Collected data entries
** START **

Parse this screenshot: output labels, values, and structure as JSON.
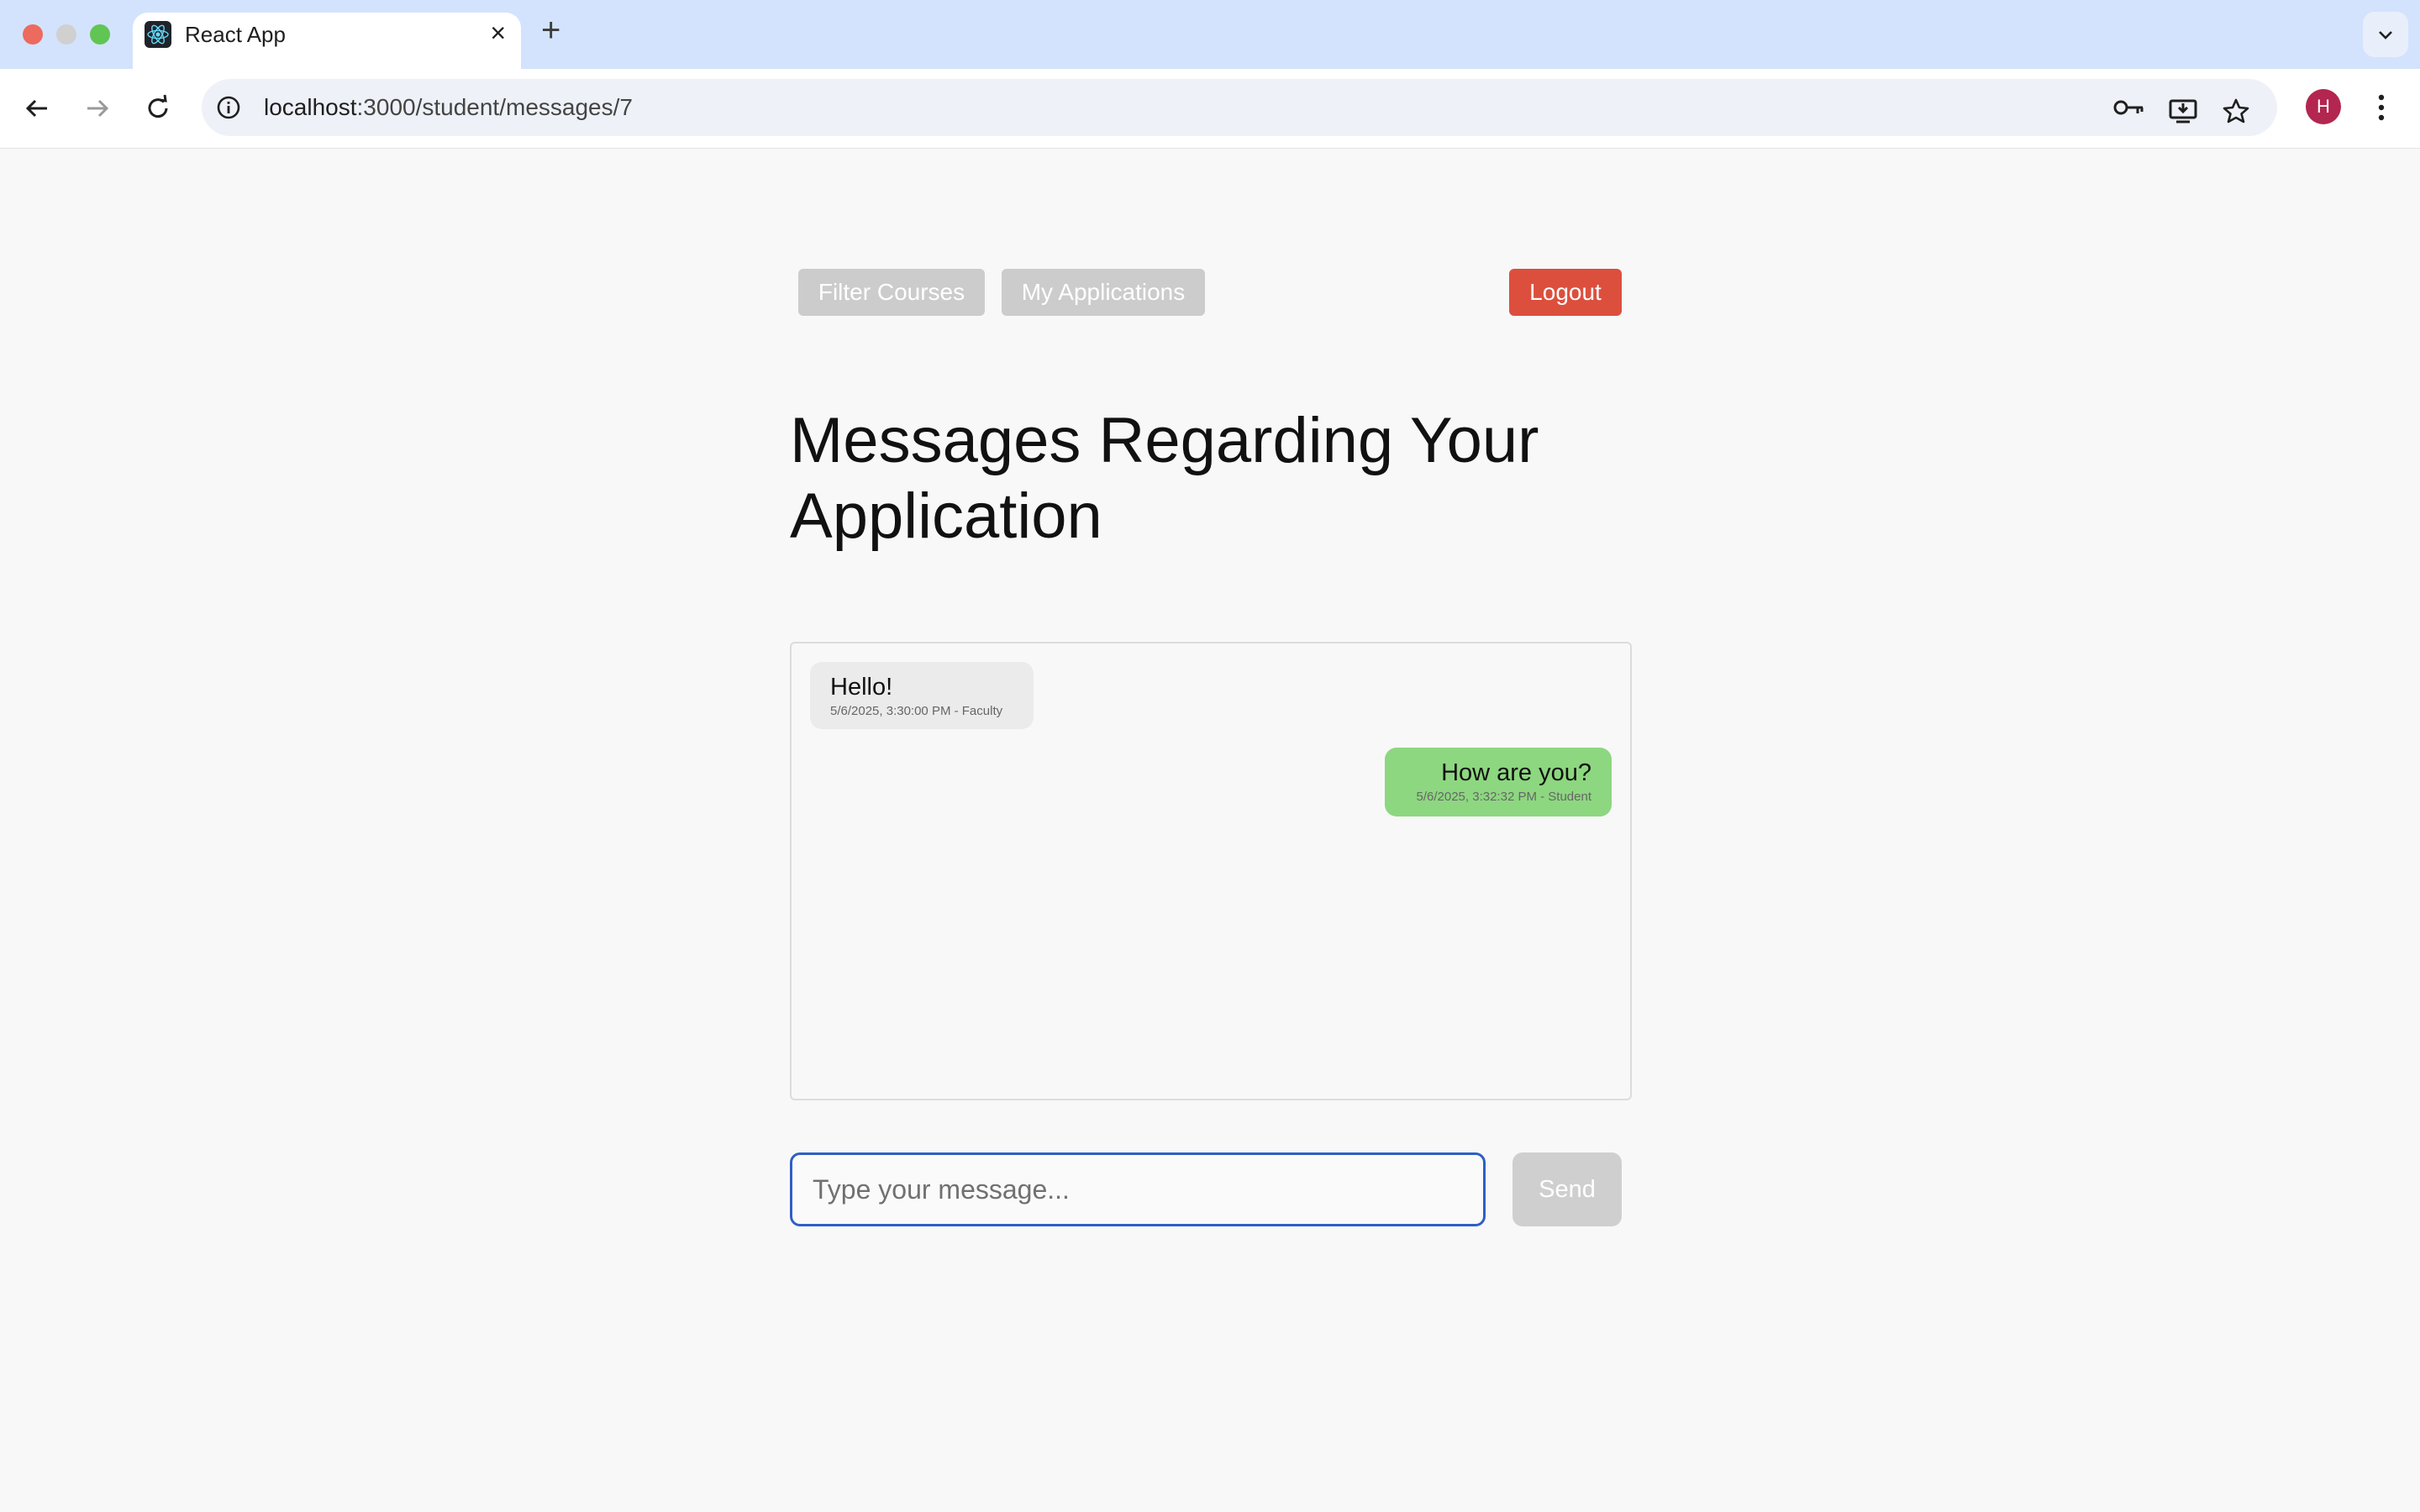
{
  "browser": {
    "tab_title": "React App",
    "url_host": "localhost",
    "url_path": ":3000/student/messages/7",
    "avatar_letter": "H"
  },
  "nav": {
    "filter_courses": "Filter Courses",
    "my_applications": "My Applications",
    "logout": "Logout"
  },
  "page": {
    "title": "Messages Regarding Your Application"
  },
  "messages": [
    {
      "text": "Hello!",
      "meta": "5/6/2025, 3:30:00 PM - Faculty",
      "sender": "Faculty"
    },
    {
      "text": "How are you?",
      "meta": "5/6/2025, 3:32:32 PM - Student",
      "sender": "Student"
    }
  ],
  "composer": {
    "placeholder": "Type your message...",
    "send_label": "Send"
  },
  "colors": {
    "logout": "#dc4f3d",
    "student_bubble": "#8dd780",
    "faculty_bubble": "#ebebeb",
    "input_focus": "#2f5fc4"
  }
}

** END **

• [Task instructions]:
Set the pictures aside and transcribe the data above exactly.

• [Exercise answer]:
Parse this screenshot: output labels, values, and structure as JSON.
{
  "browser": {
    "tab_title": "React App",
    "url_host": "localhost",
    "url_path": ":3000/student/messages/7",
    "avatar_letter": "H"
  },
  "nav": {
    "filter_courses": "Filter Courses",
    "my_applications": "My Applications",
    "logout": "Logout"
  },
  "page": {
    "title": "Messages Regarding Your Application"
  },
  "messages": [
    {
      "text": "Hello!",
      "meta": "5/6/2025, 3:30:00 PM - Faculty",
      "sender": "Faculty"
    },
    {
      "text": "How are you?",
      "meta": "5/6/2025, 3:32:32 PM - Student",
      "sender": "Student"
    }
  ],
  "composer": {
    "placeholder": "Type your message...",
    "send_label": "Send"
  },
  "colors": {
    "logout": "#dc4f3d",
    "student_bubble": "#8dd780",
    "faculty_bubble": "#ebebeb",
    "input_focus": "#2f5fc4"
  }
}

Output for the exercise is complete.